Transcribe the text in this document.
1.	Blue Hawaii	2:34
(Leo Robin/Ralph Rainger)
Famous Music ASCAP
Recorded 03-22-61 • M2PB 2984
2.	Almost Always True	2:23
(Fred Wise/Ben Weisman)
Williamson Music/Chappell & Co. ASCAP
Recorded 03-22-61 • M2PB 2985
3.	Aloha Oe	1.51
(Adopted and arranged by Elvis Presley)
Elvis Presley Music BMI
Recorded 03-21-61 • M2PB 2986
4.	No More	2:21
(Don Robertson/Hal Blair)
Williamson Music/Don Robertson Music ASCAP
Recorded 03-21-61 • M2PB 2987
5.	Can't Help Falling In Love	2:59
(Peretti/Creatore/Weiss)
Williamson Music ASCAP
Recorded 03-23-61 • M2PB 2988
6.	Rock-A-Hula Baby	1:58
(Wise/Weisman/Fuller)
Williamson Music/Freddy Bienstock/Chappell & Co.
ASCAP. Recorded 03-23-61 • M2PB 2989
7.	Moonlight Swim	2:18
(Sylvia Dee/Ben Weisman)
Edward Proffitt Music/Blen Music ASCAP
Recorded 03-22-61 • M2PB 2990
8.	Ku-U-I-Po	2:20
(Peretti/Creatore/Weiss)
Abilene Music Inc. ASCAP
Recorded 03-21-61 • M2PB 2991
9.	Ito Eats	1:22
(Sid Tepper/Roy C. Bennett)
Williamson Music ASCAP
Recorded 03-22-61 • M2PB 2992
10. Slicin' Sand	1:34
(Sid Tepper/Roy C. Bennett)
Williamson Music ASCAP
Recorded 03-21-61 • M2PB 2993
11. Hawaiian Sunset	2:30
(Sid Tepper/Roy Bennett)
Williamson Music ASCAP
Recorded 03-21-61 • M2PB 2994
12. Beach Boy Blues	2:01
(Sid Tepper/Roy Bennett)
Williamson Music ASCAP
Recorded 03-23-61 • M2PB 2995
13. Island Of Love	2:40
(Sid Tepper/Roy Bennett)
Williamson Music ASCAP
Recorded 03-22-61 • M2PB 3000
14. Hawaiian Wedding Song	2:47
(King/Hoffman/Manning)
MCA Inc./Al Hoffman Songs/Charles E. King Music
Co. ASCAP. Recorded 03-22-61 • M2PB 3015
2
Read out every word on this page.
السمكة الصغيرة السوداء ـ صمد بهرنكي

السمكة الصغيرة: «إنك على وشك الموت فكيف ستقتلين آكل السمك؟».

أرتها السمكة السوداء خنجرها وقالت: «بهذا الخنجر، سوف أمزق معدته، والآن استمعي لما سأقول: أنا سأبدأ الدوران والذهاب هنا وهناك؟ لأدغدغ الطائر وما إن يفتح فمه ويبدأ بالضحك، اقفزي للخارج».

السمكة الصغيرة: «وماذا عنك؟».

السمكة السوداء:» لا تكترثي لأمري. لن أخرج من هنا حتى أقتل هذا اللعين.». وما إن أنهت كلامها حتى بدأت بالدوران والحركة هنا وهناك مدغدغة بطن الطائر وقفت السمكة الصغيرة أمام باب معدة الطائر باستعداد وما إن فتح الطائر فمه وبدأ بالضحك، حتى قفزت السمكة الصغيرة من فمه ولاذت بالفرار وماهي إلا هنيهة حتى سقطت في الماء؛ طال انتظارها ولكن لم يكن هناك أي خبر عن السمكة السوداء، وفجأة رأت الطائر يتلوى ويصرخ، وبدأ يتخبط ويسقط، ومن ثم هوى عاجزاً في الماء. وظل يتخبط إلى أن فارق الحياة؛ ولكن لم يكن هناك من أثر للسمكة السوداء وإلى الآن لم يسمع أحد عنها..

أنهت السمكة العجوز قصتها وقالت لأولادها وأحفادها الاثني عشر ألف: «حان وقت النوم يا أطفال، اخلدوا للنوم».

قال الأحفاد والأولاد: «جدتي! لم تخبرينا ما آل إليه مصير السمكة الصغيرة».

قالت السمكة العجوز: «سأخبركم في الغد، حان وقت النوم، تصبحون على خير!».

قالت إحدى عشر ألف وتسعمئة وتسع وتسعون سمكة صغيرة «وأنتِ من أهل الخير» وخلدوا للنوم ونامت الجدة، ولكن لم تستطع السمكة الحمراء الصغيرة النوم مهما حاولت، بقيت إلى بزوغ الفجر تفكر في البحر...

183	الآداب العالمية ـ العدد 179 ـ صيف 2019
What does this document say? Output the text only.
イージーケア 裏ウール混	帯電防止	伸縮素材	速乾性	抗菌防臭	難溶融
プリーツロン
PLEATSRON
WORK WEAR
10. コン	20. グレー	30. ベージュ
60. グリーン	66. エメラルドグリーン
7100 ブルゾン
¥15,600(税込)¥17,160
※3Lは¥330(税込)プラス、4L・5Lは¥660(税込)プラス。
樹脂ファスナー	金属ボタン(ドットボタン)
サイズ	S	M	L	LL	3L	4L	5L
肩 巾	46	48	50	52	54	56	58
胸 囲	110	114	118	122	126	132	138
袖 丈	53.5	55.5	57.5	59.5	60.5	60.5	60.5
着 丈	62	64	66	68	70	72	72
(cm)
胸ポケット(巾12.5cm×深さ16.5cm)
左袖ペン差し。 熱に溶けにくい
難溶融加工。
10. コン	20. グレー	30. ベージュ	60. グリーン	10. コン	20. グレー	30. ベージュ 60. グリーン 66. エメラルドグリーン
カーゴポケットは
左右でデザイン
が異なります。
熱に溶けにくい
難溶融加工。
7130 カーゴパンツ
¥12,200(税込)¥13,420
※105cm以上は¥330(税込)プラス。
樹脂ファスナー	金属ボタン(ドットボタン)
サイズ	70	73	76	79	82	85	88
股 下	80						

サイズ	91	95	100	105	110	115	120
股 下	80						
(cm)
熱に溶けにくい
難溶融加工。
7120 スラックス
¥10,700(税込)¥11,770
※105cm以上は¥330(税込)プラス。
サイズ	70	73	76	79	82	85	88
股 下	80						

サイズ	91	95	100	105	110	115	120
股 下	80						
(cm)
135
------------------------------------------------
→ **GIVEN PROBLEM**: Print exactly the lines above, starting at the line that contains "What does this" and ending with the last line of the records, both included.

→ **RIGHT ANSWER**:
What does this document say? Output the text only.
イージーケア 裏ウール混	帯電防止	伸縮素材	速乾性	抗菌防臭	難溶融
プリーツロン
PLEATSRON
WORK WEAR
10. コン	20. グレー	30. ベージュ
60. グリーン	66. エメラルドグリーン
7100 ブルゾン
¥15,600(税込)¥17,160
※3Lは¥330(税込)プラス、4L・5Lは¥660(税込)プラス。
樹脂ファスナー	金属ボタン(ドットボタン)
サイズ	S	M	L	LL	3L	4L	5L
肩 巾	46	48	50	52	54	56	58
胸 囲	110	114	118	122	126	132	138
袖 丈	53.5	55.5	57.5	59.5	60.5	60.5	60.5
着 丈	62	64	66	68	70	72	72
(cm)
胸ポケット(巾12.5cm×深さ16.5cm)
左袖ペン差し。 熱に溶けにくい
難溶融加工。
10. コン	20. グレー	30. ベージュ	60. グリーン	10. コン	20. グレー	30. ベージュ 60. グリーン 66. エメラルドグリーン
カーゴポケットは
左右でデザイン
が異なります。
熱に溶けにくい
難溶融加工。
7130 カーゴパンツ
¥12,200(税込)¥13,420
※105cm以上は¥330(税込)プラス。
樹脂ファスナー	金属ボタン(ドットボタン)
サイズ	70	73	76	79	82	85	88
股 下	80						

サイズ	91	95	100	105	110	115	120
股 下	80						
(cm)
熱に溶けにくい
難溶融加工。
7120 スラックス
¥10,700(税込)¥11,770
※105cm以上は¥330(税込)プラス。
サイズ	70	73	76	79	82	85	88
股 下	80						

サイズ	91	95	100	105	110	115	120
股 下	80						
(cm)
135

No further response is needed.